Work to be completed –
Gather all lines in the records below that include the word "following".

[begin Records for this exercise]

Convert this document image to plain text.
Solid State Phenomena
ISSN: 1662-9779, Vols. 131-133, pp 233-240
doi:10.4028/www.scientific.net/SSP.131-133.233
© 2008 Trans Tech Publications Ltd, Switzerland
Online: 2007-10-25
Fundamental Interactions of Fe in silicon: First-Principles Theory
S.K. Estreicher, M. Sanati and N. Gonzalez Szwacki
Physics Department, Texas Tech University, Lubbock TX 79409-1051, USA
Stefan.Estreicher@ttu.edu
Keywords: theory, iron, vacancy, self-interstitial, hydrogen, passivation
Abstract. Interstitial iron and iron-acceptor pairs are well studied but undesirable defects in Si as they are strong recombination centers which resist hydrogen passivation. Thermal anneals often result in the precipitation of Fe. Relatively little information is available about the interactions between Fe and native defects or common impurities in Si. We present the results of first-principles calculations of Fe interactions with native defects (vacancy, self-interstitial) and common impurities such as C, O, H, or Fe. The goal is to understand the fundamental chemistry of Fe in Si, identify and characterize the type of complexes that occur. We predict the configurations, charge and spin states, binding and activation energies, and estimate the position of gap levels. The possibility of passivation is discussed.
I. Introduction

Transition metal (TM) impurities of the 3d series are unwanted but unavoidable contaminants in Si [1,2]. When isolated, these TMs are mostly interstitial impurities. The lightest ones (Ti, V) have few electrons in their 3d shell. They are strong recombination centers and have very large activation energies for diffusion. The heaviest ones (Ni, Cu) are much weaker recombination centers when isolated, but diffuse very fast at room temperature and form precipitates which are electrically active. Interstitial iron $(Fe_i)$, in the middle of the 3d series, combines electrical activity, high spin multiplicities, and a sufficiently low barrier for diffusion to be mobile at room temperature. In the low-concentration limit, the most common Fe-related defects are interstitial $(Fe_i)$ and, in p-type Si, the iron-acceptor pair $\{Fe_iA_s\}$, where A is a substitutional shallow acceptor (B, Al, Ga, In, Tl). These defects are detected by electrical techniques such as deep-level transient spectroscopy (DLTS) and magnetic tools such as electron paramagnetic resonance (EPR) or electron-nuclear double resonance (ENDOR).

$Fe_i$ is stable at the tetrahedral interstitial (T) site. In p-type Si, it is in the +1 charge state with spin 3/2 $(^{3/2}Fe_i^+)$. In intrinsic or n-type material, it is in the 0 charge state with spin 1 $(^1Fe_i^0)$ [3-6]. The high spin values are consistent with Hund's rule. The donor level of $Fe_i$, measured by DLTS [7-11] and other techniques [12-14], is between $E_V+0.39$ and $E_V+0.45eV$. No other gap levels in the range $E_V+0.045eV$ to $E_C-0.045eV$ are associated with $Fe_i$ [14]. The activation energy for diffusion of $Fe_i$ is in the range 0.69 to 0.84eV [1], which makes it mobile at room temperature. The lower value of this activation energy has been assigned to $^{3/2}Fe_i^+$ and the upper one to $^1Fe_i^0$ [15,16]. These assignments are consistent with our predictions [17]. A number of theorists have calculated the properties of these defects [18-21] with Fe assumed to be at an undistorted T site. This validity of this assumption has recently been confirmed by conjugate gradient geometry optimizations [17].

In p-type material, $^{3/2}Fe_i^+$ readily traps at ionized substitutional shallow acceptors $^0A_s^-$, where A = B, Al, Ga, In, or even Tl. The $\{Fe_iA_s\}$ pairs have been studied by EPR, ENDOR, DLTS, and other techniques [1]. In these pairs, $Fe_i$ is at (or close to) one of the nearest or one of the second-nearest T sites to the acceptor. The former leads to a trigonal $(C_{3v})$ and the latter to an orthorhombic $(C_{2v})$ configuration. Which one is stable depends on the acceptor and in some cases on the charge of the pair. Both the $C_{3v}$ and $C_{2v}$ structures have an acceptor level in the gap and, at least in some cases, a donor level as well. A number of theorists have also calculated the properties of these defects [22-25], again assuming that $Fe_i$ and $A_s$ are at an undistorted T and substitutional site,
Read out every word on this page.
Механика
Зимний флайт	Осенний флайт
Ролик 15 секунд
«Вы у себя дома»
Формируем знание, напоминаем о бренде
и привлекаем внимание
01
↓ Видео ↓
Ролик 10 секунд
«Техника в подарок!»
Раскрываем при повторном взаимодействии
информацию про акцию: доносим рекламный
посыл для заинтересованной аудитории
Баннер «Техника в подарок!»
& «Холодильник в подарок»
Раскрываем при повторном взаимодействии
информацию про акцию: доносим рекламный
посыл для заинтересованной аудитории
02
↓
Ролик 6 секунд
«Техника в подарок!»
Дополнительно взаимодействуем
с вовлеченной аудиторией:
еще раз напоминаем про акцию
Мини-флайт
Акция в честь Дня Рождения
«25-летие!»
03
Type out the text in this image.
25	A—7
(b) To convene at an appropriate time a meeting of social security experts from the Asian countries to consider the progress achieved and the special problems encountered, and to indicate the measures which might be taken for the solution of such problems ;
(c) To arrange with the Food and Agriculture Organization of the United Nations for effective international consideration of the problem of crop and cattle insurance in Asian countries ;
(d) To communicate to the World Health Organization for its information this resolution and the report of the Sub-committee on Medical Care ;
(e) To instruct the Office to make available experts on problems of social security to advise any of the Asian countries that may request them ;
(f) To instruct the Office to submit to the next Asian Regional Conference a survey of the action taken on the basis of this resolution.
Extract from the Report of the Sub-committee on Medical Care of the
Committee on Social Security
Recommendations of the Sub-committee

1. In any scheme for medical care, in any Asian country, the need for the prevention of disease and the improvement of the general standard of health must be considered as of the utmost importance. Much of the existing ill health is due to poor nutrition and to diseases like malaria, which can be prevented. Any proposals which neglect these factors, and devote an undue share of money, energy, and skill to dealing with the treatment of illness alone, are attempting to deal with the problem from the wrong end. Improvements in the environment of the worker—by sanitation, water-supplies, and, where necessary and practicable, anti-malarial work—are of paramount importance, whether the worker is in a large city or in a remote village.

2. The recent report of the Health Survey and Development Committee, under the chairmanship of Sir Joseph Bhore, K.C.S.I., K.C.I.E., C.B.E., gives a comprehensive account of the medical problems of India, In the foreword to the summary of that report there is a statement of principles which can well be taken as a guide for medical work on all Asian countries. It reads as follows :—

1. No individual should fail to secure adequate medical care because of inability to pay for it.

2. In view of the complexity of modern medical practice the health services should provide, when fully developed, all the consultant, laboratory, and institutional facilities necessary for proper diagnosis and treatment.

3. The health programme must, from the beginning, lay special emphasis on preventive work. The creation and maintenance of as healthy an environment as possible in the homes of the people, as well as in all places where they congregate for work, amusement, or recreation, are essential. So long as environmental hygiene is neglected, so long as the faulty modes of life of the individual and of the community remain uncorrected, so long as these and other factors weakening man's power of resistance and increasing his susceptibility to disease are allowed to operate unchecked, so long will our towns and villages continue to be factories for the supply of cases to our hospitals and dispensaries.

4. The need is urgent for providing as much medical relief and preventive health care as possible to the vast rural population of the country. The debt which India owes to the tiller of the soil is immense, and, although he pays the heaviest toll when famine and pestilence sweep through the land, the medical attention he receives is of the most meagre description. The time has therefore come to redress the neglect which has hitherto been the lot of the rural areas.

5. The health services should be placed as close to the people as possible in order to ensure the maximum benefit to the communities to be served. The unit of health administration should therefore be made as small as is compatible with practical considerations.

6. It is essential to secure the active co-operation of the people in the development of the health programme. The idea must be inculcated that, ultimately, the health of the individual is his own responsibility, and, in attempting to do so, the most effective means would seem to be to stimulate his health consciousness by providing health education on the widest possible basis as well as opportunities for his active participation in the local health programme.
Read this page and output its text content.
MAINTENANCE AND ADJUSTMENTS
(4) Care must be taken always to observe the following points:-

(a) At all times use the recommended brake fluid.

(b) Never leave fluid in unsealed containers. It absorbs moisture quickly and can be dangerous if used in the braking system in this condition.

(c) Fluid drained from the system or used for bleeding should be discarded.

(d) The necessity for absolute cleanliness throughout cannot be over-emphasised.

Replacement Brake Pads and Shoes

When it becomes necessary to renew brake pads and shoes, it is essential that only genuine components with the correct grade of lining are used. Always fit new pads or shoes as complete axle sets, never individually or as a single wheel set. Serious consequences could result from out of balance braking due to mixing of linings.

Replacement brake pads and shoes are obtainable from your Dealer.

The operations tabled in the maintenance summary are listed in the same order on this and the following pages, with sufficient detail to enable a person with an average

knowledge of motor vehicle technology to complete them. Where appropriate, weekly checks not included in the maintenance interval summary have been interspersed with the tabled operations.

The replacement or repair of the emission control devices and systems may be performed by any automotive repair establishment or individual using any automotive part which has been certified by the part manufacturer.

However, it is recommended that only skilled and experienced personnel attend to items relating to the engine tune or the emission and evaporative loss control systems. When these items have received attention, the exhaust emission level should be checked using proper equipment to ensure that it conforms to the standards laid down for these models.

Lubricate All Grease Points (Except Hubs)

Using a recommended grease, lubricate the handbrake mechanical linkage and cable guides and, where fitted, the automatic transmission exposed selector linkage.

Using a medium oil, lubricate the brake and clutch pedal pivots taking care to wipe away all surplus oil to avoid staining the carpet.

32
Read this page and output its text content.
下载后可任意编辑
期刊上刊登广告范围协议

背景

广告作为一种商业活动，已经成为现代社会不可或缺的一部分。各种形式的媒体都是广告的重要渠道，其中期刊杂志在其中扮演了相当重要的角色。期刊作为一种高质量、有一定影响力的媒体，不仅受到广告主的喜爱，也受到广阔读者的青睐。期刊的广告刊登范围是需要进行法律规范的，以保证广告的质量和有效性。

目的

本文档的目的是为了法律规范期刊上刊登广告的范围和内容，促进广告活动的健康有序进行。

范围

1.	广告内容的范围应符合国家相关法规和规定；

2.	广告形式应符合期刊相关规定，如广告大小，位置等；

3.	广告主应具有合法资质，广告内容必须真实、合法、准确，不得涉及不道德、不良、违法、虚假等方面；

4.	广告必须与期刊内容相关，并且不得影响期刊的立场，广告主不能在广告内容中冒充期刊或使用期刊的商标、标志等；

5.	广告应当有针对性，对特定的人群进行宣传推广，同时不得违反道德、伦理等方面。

[end Records for this exercise]

Task answer –
(4) Care must be taken always to observe the following points:-
The operations tabled in the maintenance summary are listed in the same order on this and the following pages, with sufficient detail to enable a person with an average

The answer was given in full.